- _The request_
Each record below is to be reproduced without any change.

****

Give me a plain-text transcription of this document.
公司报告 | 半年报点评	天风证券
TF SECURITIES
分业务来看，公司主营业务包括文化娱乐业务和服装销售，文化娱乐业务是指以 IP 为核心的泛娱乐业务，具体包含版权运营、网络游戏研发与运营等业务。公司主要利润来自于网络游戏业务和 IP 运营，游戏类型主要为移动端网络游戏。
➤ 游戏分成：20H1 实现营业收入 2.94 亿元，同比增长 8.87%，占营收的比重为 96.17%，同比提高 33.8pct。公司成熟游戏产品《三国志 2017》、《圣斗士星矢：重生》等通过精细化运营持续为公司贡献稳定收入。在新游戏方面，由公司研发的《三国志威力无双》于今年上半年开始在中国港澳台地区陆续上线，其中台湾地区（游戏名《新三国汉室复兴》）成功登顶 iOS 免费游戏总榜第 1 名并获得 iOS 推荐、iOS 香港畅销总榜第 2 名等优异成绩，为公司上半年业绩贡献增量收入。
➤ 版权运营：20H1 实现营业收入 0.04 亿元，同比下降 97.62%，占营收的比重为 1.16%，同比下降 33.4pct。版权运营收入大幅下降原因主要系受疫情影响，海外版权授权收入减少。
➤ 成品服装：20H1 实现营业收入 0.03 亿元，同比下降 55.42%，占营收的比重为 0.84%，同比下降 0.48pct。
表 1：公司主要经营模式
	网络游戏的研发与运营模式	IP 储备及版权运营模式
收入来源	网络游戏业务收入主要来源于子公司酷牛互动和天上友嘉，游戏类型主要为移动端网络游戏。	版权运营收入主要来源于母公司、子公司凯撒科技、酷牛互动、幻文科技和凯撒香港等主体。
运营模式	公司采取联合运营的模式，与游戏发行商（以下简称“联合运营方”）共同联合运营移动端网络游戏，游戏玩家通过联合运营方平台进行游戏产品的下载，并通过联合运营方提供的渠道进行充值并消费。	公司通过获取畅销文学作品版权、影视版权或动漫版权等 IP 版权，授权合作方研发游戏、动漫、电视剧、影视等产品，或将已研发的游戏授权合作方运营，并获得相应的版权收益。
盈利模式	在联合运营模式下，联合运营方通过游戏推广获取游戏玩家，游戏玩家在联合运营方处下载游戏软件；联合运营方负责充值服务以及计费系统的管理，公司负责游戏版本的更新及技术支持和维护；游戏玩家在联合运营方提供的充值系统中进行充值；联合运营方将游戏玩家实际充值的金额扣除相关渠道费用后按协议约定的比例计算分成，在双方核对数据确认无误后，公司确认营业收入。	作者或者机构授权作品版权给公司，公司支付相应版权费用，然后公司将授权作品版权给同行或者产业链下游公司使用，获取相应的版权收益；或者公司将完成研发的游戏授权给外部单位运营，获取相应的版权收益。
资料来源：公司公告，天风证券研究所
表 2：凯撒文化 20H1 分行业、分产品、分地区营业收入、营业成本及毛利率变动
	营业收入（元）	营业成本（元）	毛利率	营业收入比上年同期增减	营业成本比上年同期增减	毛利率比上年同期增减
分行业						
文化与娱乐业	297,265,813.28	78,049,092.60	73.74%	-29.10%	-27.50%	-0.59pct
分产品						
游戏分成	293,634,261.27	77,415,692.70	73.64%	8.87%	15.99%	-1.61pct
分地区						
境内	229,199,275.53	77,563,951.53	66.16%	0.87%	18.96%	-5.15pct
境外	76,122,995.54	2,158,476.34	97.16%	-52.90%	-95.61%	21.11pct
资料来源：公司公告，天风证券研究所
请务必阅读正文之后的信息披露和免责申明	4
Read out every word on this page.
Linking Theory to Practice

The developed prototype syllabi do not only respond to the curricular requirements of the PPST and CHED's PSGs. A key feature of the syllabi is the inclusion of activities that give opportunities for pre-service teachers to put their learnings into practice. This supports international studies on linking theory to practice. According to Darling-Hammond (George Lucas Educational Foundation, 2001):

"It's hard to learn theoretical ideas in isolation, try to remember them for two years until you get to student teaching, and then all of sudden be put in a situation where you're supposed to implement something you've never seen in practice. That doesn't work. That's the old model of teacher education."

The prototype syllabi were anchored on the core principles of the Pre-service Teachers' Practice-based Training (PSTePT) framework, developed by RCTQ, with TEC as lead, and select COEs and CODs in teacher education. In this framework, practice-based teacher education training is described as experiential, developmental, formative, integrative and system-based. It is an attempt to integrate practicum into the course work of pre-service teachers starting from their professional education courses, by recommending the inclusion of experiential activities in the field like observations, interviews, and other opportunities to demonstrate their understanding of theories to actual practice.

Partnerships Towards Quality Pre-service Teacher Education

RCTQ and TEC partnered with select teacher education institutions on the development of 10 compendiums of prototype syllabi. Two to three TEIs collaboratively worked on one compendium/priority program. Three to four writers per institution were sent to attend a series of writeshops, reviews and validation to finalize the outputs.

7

****

- _Solution_
Give me a plain-text transcription of this document.
公司报告 | 半年报点评	天风证券
TF SECURITIES
分业务来看，公司主营业务包括文化娱乐业务和服装销售，文化娱乐业务是指以 IP 为核心的泛娱乐业务，具体包含版权运营、网络游戏研发与运营等业务。公司主要利润来自于网络游戏业务和 IP 运营，游戏类型主要为移动端网络游戏。
➤ 游戏分成：20H1 实现营业收入 2.94 亿元，同比增长 8.87%，占营收的比重为 96.17%，同比提高 33.8pct。公司成熟游戏产品《三国志 2017》、《圣斗士星矢：重生》等通过精细化运营持续为公司贡献稳定收入。在新游戏方面，由公司研发的《三国志威力无双》于今年上半年开始在中国港澳台地区陆续上线，其中台湾地区（游戏名《新三国汉室复兴》）成功登顶 iOS 免费游戏总榜第 1 名并获得 iOS 推荐、iOS 香港畅销总榜第 2 名等优异成绩，为公司上半年业绩贡献增量收入。
➤ 版权运营：20H1 实现营业收入 0.04 亿元，同比下降 97.62%，占营收的比重为 1.16%，同比下降 33.4pct。版权运营收入大幅下降原因主要系受疫情影响，海外版权授权收入减少。
➤ 成品服装：20H1 实现营业收入 0.03 亿元，同比下降 55.42%，占营收的比重为 0.84%，同比下降 0.48pct。
表 1：公司主要经营模式
	网络游戏的研发与运营模式	IP 储备及版权运营模式
收入来源	网络游戏业务收入主要来源于子公司酷牛互动和天上友嘉，游戏类型主要为移动端网络游戏。	版权运营收入主要来源于母公司、子公司凯撒科技、酷牛互动、幻文科技和凯撒香港等主体。
运营模式	公司采取联合运营的模式，与游戏发行商（以下简称“联合运营方”）共同联合运营移动端网络游戏，游戏玩家通过联合运营方平台进行游戏产品的下载，并通过联合运营方提供的渠道进行充值并消费。	公司通过获取畅销文学作品版权、影视版权或动漫版权等 IP 版权，授权合作方研发游戏、动漫、电视剧、影视等产品，或将已研发的游戏授权合作方运营，并获得相应的版权收益。
盈利模式	在联合运营模式下，联合运营方通过游戏推广获取游戏玩家，游戏玩家在联合运营方处下载游戏软件；联合运营方负责充值服务以及计费系统的管理，公司负责游戏版本的更新及技术支持和维护；游戏玩家在联合运营方提供的充值系统中进行充值；联合运营方将游戏玩家实际充值的金额扣除相关渠道费用后按协议约定的比例计算分成，在双方核对数据确认无误后，公司确认营业收入。	作者或者机构授权作品版权给公司，公司支付相应版权费用，然后公司将授权作品版权给同行或者产业链下游公司使用，获取相应的版权收益；或者公司将完成研发的游戏授权给外部单位运营，获取相应的版权收益。
资料来源：公司公告，天风证券研究所
表 2：凯撒文化 20H1 分行业、分产品、分地区营业收入、营业成本及毛利率变动
	营业收入（元）	营业成本（元）	毛利率	营业收入比上年同期增减	营业成本比上年同期增减	毛利率比上年同期增减
分行业						
文化与娱乐业	297,265,813.28	78,049,092.60	73.74%	-29.10%	-27.50%	-0.59pct
分产品						
游戏分成	293,634,261.27	77,415,692.70	73.64%	8.87%	15.99%	-1.61pct
分地区						
境内	229,199,275.53	77,563,951.53	66.16%	0.87%	18.96%	-5.15pct
境外	76,122,995.54	2,158,476.34	97.16%	-52.90%	-95.61%	21.11pct
资料来源：公司公告，天风证券研究所
请务必阅读正文之后的信息披露和免责申明	4
Read out every word on this page.
Linking Theory to Practice

The developed prototype syllabi do not only respond to the curricular requirements of the PPST and CHED's PSGs. A key feature of the syllabi is the inclusion of activities that give opportunities for pre-service teachers to put their learnings into practice. This supports international studies on linking theory to practice. According to Darling-Hammond (George Lucas Educational Foundation, 2001):

"It's hard to learn theoretical ideas in isolation, try to remember them for two years until you get to student teaching, and then all of sudden be put in a situation where you're supposed to implement something you've never seen in practice. That doesn't work. That's the old model of teacher education."

The prototype syllabi were anchored on the core principles of the Pre-service Teachers' Practice-based Training (PSTePT) framework, developed by RCTQ, with TEC as lead, and select COEs and CODs in teacher education. In this framework, practice-based teacher education training is described as experiential, developmental, formative, integrative and system-based. It is an attempt to integrate practicum into the course work of pre-service teachers starting from their professional education courses, by recommending the inclusion of experiential activities in the field like observations, interviews, and other opportunities to demonstrate their understanding of theories to actual practice.

Partnerships Towards Quality Pre-service Teacher Education

RCTQ and TEC partnered with select teacher education institutions on the development of 10 compendiums of prototype syllabi. Two to three TEIs collaboratively worked on one compendium/priority program. Three to four writers per institution were sent to attend a series of writeshops, reviews and validation to finalize the outputs.

7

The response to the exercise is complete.